Data records

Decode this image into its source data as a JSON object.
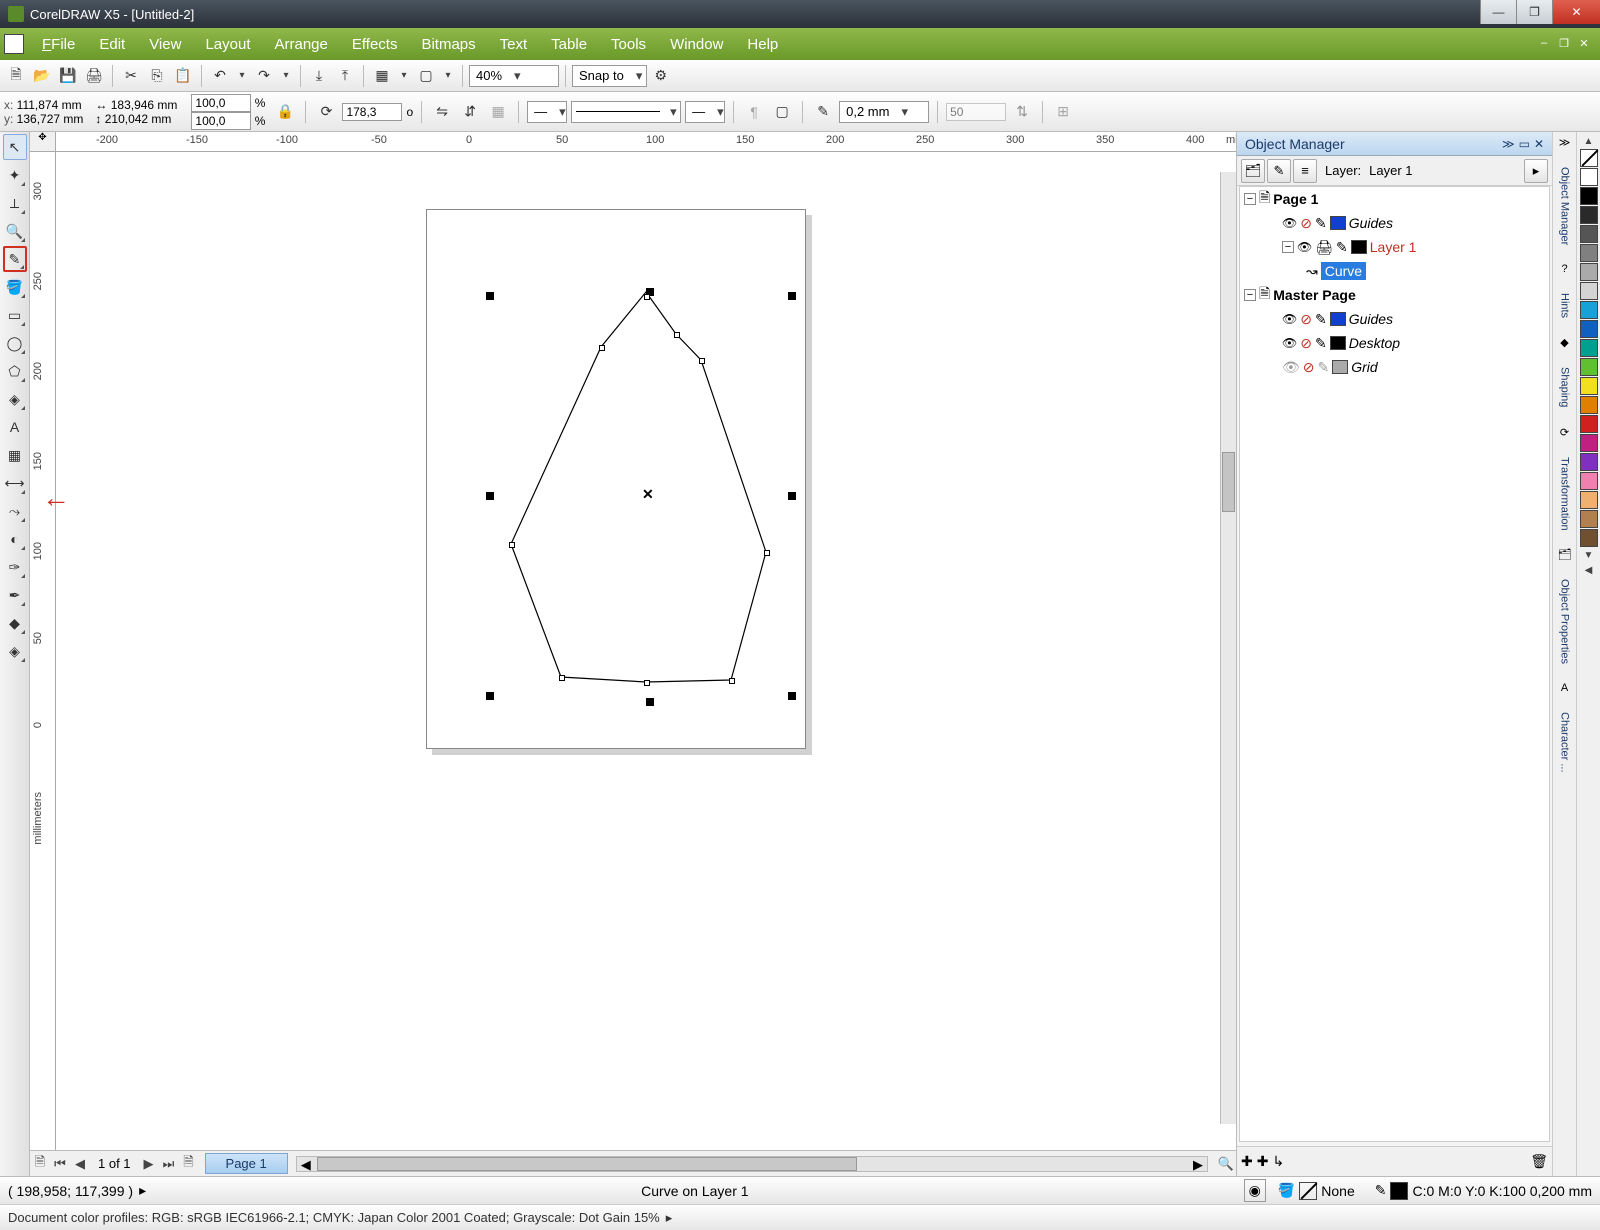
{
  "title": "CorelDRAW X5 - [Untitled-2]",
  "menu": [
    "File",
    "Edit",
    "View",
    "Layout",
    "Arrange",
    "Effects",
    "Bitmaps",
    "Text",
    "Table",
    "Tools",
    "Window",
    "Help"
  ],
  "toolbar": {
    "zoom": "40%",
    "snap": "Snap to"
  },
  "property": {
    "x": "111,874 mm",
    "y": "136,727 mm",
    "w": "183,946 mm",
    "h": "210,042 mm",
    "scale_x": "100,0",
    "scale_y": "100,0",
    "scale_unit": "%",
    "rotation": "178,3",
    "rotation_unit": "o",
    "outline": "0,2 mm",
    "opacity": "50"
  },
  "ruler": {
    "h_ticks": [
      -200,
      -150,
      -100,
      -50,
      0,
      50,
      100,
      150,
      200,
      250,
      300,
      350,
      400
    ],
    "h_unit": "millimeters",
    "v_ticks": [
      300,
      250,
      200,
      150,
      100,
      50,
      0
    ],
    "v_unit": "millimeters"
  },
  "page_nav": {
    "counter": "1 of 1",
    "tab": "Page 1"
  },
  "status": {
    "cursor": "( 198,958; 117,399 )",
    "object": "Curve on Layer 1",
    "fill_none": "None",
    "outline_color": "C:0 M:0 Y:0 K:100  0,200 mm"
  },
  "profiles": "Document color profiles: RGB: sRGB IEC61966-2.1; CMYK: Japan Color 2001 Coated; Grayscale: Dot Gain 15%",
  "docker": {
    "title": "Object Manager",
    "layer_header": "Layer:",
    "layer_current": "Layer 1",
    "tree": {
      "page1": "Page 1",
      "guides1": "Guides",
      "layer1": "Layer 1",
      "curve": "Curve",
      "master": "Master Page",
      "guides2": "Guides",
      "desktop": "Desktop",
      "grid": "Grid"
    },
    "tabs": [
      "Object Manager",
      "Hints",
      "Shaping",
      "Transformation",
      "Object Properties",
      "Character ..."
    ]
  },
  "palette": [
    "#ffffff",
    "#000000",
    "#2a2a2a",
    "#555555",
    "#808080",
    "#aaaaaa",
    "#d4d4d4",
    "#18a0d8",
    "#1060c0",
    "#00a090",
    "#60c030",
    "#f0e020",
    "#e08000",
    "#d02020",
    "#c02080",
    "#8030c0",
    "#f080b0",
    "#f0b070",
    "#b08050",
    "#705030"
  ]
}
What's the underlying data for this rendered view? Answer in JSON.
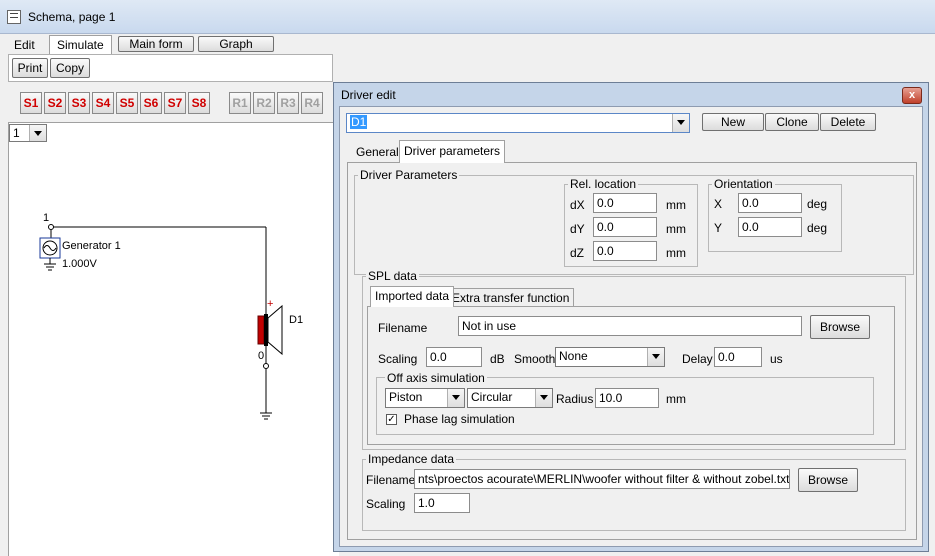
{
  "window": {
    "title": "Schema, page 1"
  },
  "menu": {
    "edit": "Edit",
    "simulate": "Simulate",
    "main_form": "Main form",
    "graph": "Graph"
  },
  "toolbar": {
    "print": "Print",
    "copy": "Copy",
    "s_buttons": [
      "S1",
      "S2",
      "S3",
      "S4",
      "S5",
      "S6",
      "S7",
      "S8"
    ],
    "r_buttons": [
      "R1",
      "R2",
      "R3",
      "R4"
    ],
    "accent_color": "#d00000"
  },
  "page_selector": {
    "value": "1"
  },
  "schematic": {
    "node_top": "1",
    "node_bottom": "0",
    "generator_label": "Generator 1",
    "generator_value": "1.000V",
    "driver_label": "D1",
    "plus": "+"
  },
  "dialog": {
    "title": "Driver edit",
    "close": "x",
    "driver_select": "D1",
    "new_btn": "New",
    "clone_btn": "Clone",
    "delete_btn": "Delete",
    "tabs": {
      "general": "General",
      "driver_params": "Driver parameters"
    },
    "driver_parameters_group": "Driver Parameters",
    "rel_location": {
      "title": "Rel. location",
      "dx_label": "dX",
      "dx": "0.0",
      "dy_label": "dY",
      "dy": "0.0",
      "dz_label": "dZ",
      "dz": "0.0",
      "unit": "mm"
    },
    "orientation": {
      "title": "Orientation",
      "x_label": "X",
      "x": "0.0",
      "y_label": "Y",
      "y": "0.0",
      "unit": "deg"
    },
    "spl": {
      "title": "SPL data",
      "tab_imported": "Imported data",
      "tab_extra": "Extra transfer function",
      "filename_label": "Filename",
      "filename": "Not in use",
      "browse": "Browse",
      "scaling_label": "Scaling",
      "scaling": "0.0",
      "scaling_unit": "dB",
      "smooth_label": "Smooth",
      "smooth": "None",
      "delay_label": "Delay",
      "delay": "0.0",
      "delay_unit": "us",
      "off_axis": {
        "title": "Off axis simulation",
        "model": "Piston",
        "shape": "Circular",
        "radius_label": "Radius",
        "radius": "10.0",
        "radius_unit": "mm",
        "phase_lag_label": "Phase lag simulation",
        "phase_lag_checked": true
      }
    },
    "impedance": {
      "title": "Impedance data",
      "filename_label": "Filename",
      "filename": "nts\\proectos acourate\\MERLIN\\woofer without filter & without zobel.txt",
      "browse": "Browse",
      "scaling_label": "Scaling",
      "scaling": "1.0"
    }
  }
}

**EXERCISE GOAL**.
Repeat every record above exactly, but leave out any pictures.

**RESPONSE TO THE EXERCISE**.
Decode this image into its source data as a JSON object.
{
  "title": "CorelDRAW X5 - [Untitled-2]",
  "menu": [
    "File",
    "Edit",
    "View",
    "Layout",
    "Arrange",
    "Effects",
    "Bitmaps",
    "Text",
    "Table",
    "Tools",
    "Window",
    "Help"
  ],
  "toolbar": {
    "zoom": "40%",
    "snap": "Snap to"
  },
  "property": {
    "x": "111,874 mm",
    "y": "136,727 mm",
    "w": "183,946 mm",
    "h": "210,042 mm",
    "scale_x": "100,0",
    "scale_y": "100,0",
    "scale_unit": "%",
    "rotation": "178,3",
    "rotation_unit": "o",
    "outline": "0,2 mm",
    "opacity": "50"
  },
  "ruler": {
    "h_ticks": [
      -200,
      -150,
      -100,
      -50,
      0,
      50,
      100,
      150,
      200,
      250,
      300,
      350,
      400
    ],
    "h_unit": "millimeters",
    "v_ticks": [
      300,
      250,
      200,
      150,
      100,
      50,
      0
    ],
    "v_unit": "millimeters"
  },
  "page_nav": {
    "counter": "1 of 1",
    "tab": "Page 1"
  },
  "status": {
    "cursor": "( 198,958; 117,399 )",
    "object": "Curve on Layer 1",
    "fill_none": "None",
    "outline_color": "C:0 M:0 Y:0 K:100  0,200 mm"
  },
  "profiles": "Document color profiles: RGB: sRGB IEC61966-2.1; CMYK: Japan Color 2001 Coated; Grayscale: Dot Gain 15%",
  "docker": {
    "title": "Object Manager",
    "layer_header": "Layer:",
    "layer_current": "Layer 1",
    "tree": {
      "page1": "Page 1",
      "guides1": "Guides",
      "layer1": "Layer 1",
      "curve": "Curve",
      "master": "Master Page",
      "guides2": "Guides",
      "desktop": "Desktop",
      "grid": "Grid"
    },
    "tabs": [
      "Object Manager",
      "Hints",
      "Shaping",
      "Transformation",
      "Object Properties",
      "Character ..."
    ]
  },
  "palette": [
    "#ffffff",
    "#000000",
    "#2a2a2a",
    "#555555",
    "#808080",
    "#aaaaaa",
    "#d4d4d4",
    "#18a0d8",
    "#1060c0",
    "#00a090",
    "#60c030",
    "#f0e020",
    "#e08000",
    "#d02020",
    "#c02080",
    "#8030c0",
    "#f080b0",
    "#f0b070",
    "#b08050",
    "#705030"
  ]
}
What's the underlying data for this rendered view? Answer in JSON.
{
  "window": {
    "title": "Schema, page 1"
  },
  "menu": {
    "edit": "Edit",
    "simulate": "Simulate",
    "main_form": "Main form",
    "graph": "Graph"
  },
  "toolbar": {
    "print": "Print",
    "copy": "Copy",
    "s_buttons": [
      "S1",
      "S2",
      "S3",
      "S4",
      "S5",
      "S6",
      "S7",
      "S8"
    ],
    "r_buttons": [
      "R1",
      "R2",
      "R3",
      "R4"
    ],
    "accent_color": "#d00000"
  },
  "page_selector": {
    "value": "1"
  },
  "schematic": {
    "node_top": "1",
    "node_bottom": "0",
    "generator_label": "Generator 1",
    "generator_value": "1.000V",
    "driver_label": "D1",
    "plus": "+"
  },
  "dialog": {
    "title": "Driver edit",
    "close": "x",
    "driver_select": "D1",
    "new_btn": "New",
    "clone_btn": "Clone",
    "delete_btn": "Delete",
    "tabs": {
      "general": "General",
      "driver_params": "Driver parameters"
    },
    "driver_parameters_group": "Driver Parameters",
    "rel_location": {
      "title": "Rel. location",
      "dx_label": "dX",
      "dx": "0.0",
      "dy_label": "dY",
      "dy": "0.0",
      "dz_label": "dZ",
      "dz": "0.0",
      "unit": "mm"
    },
    "orientation": {
      "title": "Orientation",
      "x_label": "X",
      "x": "0.0",
      "y_label": "Y",
      "y": "0.0",
      "unit": "deg"
    },
    "spl": {
      "title": "SPL data",
      "tab_imported": "Imported data",
      "tab_extra": "Extra transfer function",
      "filename_label": "Filename",
      "filename": "Not in use",
      "browse": "Browse",
      "scaling_label": "Scaling",
      "scaling": "0.0",
      "scaling_unit": "dB",
      "smooth_label": "Smooth",
      "smooth": "None",
      "delay_label": "Delay",
      "delay": "0.0",
      "delay_unit": "us",
      "off_axis": {
        "title": "Off axis simulation",
        "model": "Piston",
        "shape": "Circular",
        "radius_label": "Radius",
        "radius": "10.0",
        "radius_unit": "mm",
        "phase_lag_label": "Phase lag simulation",
        "phase_lag_checked": true
      }
    },
    "impedance": {
      "title": "Impedance data",
      "filename_label": "Filename",
      "filename": "nts\\proectos acourate\\MERLIN\\woofer without filter & without zobel.txt",
      "browse": "Browse",
      "scaling_label": "Scaling",
      "scaling": "1.0"
    }
  }
}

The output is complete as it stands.